WHAT IS ASKED ->
Check each line of the records below and collect those holding "into".

Stored data entries:
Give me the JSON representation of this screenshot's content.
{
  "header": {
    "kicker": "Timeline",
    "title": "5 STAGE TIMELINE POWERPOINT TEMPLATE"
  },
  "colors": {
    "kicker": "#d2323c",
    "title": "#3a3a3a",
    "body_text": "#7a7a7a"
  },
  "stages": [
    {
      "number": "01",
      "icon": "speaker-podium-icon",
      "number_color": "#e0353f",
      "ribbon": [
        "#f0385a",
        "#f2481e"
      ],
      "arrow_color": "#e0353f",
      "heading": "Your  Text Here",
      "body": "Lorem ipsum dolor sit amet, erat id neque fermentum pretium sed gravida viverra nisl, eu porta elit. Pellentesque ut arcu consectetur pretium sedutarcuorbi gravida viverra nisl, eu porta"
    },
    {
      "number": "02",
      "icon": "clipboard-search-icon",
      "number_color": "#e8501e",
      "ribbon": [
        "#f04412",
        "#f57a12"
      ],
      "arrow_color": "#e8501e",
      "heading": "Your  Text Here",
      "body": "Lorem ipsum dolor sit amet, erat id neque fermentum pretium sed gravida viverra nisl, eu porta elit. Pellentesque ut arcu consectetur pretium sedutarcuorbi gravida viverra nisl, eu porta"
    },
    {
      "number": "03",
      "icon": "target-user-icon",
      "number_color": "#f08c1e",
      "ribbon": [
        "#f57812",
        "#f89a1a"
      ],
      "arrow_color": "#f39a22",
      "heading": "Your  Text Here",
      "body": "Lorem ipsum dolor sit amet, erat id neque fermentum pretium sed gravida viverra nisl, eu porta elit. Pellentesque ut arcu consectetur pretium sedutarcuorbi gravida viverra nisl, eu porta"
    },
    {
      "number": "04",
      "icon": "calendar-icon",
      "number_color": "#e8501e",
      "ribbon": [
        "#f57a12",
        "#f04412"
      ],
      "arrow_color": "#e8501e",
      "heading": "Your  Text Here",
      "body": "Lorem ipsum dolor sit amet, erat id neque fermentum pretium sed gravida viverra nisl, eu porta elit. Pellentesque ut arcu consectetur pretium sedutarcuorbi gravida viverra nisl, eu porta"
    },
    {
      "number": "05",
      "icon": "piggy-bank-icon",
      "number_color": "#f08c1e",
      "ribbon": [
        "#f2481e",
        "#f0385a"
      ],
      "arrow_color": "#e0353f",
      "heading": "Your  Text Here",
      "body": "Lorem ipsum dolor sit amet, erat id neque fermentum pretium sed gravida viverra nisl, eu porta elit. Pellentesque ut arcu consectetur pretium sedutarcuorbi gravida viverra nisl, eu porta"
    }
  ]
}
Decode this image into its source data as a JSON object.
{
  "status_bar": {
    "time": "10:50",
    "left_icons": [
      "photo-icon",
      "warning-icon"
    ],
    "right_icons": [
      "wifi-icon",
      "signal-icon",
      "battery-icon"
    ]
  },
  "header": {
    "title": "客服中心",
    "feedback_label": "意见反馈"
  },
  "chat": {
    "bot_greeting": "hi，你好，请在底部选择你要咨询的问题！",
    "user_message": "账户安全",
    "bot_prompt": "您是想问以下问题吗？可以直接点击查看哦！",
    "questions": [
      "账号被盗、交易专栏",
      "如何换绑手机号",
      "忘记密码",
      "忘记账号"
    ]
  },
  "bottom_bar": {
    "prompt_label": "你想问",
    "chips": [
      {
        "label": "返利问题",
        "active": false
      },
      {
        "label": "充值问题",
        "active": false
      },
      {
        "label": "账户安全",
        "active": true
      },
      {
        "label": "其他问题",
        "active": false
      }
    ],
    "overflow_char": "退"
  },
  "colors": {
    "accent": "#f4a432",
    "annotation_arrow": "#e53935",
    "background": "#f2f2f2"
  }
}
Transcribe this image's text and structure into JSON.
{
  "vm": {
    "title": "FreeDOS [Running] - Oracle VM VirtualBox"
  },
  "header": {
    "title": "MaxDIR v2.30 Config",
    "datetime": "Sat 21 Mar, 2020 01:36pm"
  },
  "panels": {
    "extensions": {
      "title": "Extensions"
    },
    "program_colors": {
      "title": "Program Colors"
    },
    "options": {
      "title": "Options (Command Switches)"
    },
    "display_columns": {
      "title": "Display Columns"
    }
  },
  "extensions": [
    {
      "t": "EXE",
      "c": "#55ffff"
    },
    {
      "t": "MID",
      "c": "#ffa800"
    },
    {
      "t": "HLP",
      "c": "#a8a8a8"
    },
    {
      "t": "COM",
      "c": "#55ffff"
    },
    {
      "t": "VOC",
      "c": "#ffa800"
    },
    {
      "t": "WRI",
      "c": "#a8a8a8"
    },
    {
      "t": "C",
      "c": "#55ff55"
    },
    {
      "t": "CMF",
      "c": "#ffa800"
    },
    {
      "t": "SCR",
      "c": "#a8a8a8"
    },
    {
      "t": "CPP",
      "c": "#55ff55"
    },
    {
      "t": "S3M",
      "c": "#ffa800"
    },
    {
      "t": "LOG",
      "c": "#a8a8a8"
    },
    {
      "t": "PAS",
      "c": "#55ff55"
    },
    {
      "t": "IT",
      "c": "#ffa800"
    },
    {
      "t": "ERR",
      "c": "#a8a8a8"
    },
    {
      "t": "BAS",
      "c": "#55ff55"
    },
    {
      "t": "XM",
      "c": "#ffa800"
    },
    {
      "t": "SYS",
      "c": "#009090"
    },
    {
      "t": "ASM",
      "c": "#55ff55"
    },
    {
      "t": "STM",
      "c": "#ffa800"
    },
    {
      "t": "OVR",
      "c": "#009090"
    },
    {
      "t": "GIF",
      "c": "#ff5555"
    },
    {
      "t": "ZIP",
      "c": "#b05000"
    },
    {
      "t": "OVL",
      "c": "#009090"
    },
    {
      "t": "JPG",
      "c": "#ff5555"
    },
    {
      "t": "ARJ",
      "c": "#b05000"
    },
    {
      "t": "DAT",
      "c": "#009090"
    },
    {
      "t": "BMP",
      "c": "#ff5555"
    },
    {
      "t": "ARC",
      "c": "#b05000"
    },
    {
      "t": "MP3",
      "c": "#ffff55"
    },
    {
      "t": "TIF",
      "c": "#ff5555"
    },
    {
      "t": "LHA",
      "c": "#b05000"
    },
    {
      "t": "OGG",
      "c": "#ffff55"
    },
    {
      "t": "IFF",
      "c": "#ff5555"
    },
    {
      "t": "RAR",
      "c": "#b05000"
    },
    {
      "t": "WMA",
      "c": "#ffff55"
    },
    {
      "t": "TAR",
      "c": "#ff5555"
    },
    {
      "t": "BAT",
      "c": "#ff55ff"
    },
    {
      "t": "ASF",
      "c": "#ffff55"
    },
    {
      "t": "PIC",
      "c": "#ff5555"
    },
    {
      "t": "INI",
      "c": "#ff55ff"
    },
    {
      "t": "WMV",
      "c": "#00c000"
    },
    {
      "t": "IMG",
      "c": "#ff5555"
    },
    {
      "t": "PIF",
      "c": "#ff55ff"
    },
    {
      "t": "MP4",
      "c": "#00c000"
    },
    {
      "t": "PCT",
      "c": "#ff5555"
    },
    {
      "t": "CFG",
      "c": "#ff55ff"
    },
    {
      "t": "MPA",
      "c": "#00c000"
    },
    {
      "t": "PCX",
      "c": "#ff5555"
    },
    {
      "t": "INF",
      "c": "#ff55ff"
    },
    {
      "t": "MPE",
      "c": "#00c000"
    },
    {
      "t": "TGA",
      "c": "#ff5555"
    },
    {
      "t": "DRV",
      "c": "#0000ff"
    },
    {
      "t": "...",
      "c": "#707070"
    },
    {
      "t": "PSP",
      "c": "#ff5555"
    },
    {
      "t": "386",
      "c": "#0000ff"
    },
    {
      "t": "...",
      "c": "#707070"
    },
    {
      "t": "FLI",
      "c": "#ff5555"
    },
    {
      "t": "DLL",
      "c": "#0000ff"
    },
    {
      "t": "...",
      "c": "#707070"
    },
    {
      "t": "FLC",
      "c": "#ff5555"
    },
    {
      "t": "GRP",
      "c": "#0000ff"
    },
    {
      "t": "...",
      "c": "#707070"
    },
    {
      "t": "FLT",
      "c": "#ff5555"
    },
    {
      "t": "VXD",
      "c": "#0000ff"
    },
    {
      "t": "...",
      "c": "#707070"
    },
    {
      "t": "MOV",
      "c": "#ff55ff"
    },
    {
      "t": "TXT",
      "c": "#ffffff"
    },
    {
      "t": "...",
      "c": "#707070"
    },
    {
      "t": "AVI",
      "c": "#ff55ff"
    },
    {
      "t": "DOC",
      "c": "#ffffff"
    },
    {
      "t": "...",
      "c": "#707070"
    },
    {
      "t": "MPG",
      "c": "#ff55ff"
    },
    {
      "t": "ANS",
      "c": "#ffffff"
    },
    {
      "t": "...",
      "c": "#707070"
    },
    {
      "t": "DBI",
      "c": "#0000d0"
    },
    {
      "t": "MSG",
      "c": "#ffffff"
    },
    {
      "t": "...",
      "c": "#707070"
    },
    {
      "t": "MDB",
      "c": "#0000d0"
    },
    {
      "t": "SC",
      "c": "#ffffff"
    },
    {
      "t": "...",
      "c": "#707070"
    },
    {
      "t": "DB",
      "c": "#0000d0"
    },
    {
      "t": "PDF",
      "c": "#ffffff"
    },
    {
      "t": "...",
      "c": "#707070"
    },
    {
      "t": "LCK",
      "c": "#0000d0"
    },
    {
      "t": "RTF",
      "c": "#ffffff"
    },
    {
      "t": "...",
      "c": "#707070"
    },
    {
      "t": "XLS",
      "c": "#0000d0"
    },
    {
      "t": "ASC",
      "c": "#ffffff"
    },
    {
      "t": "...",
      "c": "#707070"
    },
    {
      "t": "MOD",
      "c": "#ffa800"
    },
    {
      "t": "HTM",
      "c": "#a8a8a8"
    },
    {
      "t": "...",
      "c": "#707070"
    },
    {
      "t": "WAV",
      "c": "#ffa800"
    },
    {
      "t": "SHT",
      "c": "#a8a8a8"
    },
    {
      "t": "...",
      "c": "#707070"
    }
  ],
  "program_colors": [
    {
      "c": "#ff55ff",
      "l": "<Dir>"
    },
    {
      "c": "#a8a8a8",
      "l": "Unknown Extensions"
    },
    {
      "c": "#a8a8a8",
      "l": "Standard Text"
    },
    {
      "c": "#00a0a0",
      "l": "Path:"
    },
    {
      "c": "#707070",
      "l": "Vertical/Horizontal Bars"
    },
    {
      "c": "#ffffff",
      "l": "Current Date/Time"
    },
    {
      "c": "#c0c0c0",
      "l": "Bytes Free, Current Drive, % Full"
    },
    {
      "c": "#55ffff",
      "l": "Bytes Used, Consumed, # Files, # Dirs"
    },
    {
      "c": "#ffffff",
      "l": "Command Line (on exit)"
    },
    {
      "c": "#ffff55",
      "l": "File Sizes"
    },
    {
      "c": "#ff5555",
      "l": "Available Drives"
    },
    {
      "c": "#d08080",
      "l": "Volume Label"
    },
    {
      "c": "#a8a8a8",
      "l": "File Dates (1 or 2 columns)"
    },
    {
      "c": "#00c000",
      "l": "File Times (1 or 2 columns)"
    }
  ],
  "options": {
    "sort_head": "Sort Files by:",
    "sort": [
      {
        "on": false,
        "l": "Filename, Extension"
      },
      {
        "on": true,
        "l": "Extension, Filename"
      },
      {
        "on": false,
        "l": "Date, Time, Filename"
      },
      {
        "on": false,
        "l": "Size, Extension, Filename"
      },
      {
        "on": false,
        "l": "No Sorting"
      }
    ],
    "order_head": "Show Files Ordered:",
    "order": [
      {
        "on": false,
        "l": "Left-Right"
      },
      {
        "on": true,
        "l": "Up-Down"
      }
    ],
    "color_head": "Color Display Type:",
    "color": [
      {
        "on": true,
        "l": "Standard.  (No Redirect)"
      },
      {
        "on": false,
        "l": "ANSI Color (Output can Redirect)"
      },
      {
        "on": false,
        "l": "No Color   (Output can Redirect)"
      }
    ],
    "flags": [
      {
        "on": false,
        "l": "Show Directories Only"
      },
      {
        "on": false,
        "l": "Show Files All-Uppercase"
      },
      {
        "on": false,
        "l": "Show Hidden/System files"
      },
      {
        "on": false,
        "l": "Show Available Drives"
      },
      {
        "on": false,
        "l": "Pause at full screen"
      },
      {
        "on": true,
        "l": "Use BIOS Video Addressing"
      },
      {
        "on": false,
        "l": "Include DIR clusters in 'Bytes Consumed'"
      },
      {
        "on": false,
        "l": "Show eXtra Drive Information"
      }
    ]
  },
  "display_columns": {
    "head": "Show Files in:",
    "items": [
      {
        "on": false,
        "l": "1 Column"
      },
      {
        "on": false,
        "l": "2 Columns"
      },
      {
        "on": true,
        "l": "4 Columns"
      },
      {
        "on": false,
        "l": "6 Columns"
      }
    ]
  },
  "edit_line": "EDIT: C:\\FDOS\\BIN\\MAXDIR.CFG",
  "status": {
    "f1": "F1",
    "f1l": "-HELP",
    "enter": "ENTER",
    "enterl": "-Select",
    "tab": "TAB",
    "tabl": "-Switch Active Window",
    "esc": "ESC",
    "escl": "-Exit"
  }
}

ANSWER FOR THIS EXERCISE ->
Decode this image into its source data as a JSON object.
Transcribe this image's text and structure into JSON.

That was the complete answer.